- _Supplied entries_
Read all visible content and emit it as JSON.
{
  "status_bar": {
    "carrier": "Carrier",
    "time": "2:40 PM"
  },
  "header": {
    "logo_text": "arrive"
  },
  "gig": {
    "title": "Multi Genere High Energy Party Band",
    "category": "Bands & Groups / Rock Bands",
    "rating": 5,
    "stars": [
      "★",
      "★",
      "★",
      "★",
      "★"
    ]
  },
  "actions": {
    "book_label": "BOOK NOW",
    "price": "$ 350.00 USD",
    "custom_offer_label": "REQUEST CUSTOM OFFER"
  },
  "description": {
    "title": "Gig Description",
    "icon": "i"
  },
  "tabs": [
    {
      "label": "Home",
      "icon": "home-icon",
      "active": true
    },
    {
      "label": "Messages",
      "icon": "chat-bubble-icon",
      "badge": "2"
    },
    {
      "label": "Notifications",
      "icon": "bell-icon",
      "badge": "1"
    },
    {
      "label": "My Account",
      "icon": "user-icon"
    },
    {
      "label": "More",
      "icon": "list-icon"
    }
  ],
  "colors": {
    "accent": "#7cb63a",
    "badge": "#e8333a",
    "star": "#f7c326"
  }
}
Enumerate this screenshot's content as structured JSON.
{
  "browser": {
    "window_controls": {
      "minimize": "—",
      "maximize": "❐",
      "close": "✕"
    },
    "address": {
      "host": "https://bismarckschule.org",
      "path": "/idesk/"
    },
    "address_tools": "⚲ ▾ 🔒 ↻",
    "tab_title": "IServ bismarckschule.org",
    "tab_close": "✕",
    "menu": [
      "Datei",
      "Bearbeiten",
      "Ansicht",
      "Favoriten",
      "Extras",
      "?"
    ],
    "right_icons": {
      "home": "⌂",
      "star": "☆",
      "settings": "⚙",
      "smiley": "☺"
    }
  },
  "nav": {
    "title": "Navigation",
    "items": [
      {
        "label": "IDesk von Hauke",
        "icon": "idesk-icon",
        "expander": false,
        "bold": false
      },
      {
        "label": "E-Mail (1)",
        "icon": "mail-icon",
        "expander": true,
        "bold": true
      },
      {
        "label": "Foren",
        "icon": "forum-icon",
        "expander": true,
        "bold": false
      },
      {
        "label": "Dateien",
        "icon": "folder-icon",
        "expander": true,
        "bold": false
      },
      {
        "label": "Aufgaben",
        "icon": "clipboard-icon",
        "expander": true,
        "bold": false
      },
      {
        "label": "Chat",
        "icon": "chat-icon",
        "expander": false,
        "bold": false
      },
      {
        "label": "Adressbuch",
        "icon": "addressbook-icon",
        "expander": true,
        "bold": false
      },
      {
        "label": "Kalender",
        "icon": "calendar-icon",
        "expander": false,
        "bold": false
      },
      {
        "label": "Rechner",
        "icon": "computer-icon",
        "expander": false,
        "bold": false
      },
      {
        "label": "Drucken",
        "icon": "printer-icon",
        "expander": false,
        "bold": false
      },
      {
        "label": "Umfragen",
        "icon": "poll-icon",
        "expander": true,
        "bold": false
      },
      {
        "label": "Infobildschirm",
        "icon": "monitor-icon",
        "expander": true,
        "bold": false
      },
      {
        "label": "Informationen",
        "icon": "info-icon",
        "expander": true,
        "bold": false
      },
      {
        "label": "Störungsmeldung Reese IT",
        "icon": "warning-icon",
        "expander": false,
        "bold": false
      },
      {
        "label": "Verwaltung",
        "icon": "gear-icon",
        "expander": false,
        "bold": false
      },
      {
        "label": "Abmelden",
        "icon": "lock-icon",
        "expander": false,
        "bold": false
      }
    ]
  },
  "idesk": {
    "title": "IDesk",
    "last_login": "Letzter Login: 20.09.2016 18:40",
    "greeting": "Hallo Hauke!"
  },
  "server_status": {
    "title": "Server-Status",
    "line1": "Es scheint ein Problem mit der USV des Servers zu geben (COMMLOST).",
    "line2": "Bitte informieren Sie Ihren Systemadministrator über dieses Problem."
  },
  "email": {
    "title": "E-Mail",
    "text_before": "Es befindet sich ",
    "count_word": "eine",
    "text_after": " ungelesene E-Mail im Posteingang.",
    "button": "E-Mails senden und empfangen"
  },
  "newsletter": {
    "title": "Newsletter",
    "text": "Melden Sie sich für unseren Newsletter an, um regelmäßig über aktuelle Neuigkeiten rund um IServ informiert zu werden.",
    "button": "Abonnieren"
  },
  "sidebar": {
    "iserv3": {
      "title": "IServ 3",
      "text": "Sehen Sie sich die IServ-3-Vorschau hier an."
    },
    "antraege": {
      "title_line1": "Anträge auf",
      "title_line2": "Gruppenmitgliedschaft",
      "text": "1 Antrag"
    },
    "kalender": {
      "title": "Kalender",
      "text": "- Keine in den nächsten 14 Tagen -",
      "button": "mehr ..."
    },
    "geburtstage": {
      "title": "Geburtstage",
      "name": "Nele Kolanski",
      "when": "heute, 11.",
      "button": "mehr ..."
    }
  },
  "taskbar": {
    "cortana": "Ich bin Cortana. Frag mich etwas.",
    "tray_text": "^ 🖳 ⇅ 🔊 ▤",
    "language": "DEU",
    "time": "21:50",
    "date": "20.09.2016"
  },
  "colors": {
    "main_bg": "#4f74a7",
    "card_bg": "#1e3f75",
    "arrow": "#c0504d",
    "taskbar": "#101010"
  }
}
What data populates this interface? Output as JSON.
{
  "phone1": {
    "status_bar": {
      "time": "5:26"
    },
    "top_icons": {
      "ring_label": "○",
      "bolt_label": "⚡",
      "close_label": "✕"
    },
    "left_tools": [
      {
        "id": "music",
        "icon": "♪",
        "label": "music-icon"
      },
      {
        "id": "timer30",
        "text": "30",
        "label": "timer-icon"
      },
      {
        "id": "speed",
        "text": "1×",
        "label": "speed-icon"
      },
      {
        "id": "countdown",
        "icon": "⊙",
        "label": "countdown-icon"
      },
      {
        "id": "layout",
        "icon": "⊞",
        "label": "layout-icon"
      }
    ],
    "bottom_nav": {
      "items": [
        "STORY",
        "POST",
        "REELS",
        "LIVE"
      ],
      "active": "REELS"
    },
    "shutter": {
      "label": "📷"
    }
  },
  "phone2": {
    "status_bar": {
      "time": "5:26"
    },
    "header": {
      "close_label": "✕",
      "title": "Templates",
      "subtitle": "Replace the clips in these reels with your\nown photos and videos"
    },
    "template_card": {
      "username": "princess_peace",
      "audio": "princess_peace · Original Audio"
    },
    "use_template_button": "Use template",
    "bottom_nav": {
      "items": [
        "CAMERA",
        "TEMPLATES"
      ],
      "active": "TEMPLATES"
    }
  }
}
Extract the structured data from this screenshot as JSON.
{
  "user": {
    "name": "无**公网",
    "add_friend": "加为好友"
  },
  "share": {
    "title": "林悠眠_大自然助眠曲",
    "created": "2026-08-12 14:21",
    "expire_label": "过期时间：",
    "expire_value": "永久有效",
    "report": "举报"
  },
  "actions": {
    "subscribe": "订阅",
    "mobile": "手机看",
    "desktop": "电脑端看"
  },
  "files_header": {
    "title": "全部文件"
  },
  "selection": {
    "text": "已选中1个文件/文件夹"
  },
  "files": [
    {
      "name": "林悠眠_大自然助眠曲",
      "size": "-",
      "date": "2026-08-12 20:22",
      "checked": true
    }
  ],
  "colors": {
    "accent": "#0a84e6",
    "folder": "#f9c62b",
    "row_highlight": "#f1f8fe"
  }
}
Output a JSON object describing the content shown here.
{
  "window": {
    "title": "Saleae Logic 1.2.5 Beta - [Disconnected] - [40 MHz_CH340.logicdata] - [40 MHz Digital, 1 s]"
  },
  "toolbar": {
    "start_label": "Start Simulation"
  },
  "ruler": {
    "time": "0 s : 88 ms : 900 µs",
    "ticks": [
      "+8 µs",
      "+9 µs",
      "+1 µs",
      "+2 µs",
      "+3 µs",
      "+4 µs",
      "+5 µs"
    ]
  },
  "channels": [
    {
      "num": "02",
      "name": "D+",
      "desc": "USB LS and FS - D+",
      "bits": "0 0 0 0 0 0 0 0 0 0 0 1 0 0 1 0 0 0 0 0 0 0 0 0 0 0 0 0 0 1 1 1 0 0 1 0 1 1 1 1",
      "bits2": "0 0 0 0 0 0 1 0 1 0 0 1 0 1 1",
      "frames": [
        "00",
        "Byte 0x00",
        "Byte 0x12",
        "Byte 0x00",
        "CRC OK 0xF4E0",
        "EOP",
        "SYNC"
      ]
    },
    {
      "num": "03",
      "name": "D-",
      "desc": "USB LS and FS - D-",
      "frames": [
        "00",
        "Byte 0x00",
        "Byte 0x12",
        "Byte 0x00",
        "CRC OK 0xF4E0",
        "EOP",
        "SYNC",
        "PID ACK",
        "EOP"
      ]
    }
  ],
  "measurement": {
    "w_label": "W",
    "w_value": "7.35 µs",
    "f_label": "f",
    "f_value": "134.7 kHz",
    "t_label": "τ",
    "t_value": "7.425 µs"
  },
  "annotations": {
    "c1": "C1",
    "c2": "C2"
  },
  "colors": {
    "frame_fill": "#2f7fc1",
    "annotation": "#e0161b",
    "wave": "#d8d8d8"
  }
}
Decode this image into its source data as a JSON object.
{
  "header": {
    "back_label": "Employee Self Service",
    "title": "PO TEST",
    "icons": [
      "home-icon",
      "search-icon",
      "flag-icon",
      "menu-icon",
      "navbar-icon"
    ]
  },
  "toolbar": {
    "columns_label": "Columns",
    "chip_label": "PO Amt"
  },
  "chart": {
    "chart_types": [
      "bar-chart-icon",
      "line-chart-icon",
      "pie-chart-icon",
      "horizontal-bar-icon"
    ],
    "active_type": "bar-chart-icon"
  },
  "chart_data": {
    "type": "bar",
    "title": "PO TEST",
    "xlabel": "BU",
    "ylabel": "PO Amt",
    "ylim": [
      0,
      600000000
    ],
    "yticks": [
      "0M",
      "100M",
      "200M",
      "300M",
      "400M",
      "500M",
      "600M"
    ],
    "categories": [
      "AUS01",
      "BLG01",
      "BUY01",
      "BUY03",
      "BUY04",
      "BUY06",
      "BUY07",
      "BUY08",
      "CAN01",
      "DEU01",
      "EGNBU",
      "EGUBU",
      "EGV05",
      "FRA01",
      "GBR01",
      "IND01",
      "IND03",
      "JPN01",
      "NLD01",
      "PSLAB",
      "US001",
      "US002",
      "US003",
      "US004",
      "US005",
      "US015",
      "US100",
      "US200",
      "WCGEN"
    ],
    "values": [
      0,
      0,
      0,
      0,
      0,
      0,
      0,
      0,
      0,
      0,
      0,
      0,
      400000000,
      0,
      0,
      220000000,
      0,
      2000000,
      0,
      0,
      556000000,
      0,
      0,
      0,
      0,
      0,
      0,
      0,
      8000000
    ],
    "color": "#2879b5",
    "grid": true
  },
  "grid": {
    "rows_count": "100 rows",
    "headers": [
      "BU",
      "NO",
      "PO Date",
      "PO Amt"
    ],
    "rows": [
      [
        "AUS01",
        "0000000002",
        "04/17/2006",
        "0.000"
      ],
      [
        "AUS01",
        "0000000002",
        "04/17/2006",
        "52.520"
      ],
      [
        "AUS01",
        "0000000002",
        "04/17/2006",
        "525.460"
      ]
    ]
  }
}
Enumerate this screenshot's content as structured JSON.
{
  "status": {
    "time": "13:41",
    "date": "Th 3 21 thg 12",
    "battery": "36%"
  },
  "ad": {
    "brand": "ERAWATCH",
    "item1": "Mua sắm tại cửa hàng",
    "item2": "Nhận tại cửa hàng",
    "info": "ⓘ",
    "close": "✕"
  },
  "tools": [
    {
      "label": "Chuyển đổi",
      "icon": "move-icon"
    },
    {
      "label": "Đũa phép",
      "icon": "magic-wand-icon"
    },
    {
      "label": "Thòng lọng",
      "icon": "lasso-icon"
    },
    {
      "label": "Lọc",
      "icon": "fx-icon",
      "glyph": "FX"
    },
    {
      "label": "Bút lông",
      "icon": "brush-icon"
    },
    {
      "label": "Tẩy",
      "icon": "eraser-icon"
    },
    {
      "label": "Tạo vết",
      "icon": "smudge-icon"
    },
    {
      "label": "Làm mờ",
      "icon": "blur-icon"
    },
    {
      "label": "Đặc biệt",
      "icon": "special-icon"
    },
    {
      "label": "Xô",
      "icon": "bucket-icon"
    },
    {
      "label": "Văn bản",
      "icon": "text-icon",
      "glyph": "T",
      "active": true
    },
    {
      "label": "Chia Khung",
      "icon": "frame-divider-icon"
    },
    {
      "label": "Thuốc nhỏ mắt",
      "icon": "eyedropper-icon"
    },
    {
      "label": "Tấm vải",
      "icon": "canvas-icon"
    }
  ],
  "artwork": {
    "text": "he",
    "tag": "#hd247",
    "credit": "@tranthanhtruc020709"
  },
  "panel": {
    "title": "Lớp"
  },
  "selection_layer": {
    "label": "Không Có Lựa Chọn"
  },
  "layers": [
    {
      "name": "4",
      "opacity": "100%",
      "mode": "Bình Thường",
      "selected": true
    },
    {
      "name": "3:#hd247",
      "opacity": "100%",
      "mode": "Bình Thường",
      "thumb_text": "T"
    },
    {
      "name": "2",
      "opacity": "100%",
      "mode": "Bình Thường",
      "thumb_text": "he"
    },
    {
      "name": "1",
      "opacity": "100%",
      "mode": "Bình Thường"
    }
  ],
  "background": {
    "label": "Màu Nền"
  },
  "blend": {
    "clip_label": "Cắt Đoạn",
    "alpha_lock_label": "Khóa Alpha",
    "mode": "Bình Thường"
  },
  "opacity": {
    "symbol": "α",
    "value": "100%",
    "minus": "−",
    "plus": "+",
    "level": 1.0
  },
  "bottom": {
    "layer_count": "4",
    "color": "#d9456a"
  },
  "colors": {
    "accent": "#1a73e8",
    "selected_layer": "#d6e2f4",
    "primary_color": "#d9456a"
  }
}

- _Set exercise_
Locate each line containing the string "object" and show it.

- _Output_
Output a JSON object describing the content shown here.
Decode this image into its source data as a JSON object.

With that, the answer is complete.